> [THE TASK]: Collect the lines of the entries where "desde" shows up.

> [PROVIDED MATERIAL]:
'''

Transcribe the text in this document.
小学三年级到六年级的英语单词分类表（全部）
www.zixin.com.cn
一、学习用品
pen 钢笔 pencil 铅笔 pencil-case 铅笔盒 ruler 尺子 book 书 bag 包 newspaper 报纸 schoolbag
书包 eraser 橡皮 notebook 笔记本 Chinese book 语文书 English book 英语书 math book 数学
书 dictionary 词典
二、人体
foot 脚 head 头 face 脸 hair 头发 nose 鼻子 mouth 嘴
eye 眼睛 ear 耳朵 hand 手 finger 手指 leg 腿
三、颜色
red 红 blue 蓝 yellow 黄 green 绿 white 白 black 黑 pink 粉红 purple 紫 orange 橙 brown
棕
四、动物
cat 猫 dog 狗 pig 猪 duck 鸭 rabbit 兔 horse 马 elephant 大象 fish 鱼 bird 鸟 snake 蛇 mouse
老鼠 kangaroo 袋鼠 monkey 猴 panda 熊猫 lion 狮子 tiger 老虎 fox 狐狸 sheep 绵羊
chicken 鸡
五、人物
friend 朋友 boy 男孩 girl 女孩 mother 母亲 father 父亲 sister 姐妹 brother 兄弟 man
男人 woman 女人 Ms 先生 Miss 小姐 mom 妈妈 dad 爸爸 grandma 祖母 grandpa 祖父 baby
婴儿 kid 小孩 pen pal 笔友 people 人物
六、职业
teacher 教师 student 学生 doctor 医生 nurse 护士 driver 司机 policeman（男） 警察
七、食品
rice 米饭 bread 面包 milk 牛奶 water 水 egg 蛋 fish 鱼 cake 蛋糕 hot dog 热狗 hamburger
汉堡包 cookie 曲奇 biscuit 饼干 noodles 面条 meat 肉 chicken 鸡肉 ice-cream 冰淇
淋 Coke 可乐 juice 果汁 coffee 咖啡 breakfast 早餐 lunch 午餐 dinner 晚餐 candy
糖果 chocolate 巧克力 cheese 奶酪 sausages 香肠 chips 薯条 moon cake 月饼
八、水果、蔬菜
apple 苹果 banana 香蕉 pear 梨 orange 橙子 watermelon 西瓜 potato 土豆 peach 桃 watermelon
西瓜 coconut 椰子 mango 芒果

'''
'''

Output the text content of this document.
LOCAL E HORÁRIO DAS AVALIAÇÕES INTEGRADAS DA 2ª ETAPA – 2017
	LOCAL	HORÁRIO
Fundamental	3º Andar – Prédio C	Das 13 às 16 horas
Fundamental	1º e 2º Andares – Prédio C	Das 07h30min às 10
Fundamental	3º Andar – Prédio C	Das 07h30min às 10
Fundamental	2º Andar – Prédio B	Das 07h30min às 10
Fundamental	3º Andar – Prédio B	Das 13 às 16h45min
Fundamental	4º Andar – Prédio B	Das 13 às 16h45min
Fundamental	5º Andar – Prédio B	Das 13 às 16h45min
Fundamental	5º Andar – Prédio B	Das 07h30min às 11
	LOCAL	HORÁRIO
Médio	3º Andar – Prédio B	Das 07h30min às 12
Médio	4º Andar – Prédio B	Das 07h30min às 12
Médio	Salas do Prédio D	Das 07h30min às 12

'''
'''

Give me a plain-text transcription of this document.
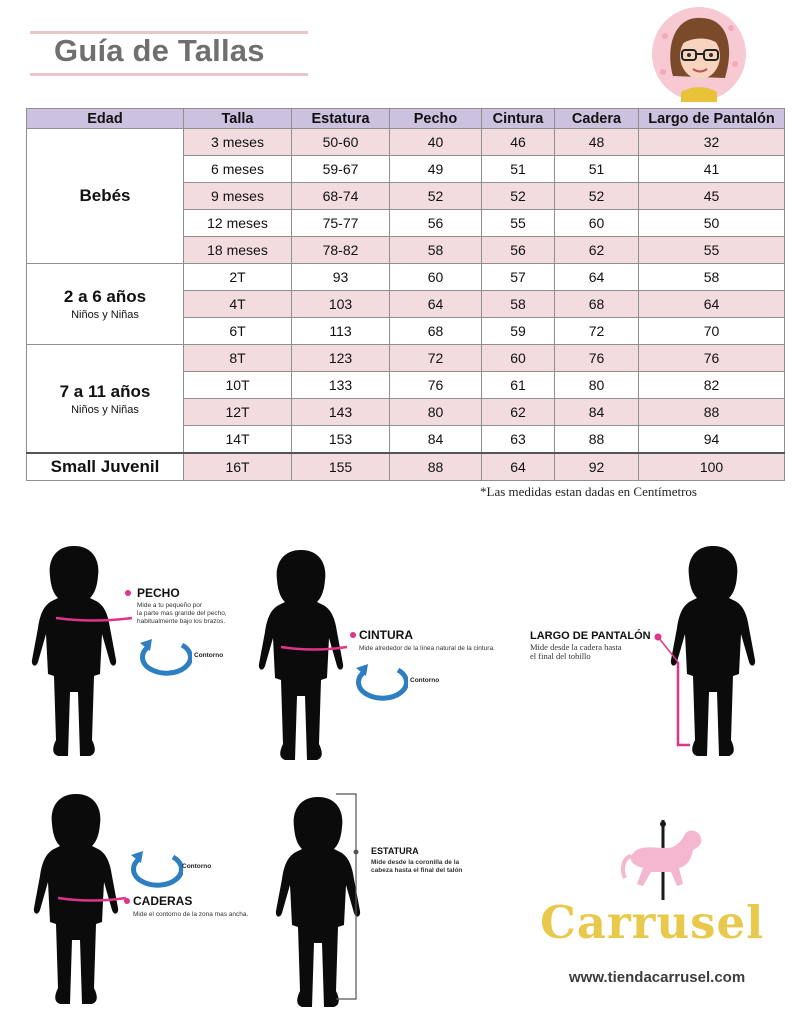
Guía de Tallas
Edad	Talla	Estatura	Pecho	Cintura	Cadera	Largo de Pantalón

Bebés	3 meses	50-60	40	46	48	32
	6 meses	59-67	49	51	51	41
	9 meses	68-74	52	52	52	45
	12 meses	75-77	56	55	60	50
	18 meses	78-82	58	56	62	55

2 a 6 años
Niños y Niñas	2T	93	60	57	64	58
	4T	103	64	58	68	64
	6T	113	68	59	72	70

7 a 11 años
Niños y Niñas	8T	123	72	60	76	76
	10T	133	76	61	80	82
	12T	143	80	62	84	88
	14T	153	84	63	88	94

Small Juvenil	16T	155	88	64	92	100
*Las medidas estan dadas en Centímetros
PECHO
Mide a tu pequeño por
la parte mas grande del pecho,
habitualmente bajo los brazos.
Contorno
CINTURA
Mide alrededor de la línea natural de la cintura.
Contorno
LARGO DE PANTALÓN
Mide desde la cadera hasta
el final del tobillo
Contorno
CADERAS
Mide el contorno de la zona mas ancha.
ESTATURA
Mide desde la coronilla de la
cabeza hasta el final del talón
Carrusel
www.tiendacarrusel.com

'''

> [THE ANSWER]:
Mide desde la cadera hasta
Mide desde la coronilla de la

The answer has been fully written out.